TASK BRIEF: Each line containing the word "than" needs to be copied.

·····

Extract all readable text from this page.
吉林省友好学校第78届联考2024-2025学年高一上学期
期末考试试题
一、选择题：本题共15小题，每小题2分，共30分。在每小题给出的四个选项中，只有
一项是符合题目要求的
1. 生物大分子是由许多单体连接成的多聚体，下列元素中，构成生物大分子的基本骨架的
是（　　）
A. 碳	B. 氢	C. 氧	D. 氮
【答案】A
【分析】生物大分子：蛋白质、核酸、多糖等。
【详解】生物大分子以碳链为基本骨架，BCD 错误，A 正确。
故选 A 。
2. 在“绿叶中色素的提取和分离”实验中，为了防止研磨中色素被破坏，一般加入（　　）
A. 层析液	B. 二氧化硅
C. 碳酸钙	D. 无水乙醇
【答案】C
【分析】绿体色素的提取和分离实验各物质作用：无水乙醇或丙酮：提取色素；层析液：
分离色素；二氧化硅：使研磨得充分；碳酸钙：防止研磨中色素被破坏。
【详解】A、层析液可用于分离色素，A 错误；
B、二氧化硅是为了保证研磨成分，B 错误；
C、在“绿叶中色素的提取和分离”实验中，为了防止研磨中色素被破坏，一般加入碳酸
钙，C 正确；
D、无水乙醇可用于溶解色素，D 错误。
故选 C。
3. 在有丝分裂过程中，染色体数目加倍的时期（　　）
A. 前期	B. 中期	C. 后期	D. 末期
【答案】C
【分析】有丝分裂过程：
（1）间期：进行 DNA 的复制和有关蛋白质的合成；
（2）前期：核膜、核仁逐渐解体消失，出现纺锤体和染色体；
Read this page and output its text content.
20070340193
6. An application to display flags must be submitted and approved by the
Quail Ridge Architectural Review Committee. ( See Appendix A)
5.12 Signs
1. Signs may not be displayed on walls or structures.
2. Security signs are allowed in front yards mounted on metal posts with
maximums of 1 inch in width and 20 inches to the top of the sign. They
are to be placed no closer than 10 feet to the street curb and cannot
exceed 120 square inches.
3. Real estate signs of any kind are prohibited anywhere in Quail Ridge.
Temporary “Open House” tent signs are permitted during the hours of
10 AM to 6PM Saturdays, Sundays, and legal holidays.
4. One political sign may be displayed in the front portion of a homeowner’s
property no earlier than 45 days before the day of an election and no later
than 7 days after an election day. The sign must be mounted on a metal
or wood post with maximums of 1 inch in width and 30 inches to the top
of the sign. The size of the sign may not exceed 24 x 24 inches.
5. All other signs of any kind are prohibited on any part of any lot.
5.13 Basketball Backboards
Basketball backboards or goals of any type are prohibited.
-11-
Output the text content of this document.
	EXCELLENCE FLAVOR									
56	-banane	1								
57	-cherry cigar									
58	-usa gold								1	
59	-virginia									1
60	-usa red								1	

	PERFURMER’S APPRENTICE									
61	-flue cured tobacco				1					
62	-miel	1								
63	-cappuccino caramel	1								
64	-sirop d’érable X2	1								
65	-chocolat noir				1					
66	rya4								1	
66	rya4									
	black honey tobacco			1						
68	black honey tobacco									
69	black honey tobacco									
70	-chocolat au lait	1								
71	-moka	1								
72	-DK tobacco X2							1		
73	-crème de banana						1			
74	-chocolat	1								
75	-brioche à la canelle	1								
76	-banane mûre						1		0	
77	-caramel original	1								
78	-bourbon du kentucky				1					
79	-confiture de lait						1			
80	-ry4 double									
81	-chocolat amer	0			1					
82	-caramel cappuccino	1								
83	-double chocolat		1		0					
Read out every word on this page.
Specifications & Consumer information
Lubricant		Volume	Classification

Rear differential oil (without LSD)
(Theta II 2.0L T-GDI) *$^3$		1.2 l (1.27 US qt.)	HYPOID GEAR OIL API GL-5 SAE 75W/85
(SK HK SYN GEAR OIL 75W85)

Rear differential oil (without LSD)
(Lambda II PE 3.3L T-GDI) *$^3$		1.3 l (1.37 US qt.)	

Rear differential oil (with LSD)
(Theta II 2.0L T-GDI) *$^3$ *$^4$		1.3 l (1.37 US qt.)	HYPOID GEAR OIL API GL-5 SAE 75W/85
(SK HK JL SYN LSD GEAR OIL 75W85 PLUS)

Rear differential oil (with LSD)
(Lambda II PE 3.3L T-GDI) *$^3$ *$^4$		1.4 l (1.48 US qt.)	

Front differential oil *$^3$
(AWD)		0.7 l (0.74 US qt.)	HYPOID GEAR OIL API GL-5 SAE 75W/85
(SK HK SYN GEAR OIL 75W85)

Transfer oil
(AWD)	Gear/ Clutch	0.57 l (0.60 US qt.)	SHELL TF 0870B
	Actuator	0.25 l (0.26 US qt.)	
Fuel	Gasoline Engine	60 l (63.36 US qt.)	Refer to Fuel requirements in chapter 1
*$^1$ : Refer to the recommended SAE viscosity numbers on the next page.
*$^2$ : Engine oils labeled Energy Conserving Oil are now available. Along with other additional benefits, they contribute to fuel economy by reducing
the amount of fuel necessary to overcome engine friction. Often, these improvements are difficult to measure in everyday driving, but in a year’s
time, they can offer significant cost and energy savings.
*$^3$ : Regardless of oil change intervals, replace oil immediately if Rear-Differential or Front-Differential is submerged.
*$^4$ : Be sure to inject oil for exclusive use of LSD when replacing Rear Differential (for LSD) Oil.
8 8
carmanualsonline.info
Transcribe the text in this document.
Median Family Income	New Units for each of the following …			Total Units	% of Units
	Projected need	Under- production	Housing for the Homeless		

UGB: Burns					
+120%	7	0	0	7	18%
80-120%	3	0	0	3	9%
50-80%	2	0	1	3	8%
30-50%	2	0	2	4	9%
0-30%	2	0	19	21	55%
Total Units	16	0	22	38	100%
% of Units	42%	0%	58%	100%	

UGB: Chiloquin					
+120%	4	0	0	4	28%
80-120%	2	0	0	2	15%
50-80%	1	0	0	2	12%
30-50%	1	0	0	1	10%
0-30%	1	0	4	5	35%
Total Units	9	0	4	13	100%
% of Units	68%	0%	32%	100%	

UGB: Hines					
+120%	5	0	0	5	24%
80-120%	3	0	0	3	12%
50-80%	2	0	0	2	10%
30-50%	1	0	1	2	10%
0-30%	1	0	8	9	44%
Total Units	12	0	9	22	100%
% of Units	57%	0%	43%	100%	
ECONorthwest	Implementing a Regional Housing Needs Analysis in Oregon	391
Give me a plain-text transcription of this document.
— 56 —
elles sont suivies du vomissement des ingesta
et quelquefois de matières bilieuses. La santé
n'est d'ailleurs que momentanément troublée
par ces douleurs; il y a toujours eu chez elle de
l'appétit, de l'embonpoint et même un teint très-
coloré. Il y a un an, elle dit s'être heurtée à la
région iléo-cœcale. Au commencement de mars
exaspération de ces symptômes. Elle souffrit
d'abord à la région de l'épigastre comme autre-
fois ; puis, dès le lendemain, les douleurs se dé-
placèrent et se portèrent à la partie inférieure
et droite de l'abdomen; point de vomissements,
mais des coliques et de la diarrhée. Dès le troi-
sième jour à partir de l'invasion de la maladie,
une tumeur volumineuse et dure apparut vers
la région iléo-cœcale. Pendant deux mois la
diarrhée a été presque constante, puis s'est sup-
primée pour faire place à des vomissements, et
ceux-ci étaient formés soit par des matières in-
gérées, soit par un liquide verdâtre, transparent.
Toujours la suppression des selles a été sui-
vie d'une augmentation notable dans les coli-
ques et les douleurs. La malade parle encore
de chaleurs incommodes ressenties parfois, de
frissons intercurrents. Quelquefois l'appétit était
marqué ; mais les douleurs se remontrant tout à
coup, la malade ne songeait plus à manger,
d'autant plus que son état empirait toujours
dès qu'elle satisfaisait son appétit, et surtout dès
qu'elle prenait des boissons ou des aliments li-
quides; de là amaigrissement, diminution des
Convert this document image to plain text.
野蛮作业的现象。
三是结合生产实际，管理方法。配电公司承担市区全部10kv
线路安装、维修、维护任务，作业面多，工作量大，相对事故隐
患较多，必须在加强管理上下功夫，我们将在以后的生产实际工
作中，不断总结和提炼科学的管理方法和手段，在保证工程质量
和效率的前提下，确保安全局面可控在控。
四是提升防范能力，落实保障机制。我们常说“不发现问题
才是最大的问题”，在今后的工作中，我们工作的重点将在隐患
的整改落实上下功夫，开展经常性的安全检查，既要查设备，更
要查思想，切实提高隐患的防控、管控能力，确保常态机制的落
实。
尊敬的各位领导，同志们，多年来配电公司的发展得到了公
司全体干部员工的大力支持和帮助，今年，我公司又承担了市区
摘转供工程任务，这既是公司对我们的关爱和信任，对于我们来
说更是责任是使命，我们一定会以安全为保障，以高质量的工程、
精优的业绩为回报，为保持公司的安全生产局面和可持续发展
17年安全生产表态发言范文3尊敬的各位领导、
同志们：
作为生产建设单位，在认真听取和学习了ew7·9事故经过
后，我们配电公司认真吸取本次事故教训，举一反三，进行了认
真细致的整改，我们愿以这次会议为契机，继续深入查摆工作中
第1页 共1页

·····

OUTPUT FOR THIS TASK:
are to be placed no closer than 10 feet to the street curb and cannot
property no earlier than 45 days before the day of an election and no later
than 7 days after an election day. The sign must be mounted on a metal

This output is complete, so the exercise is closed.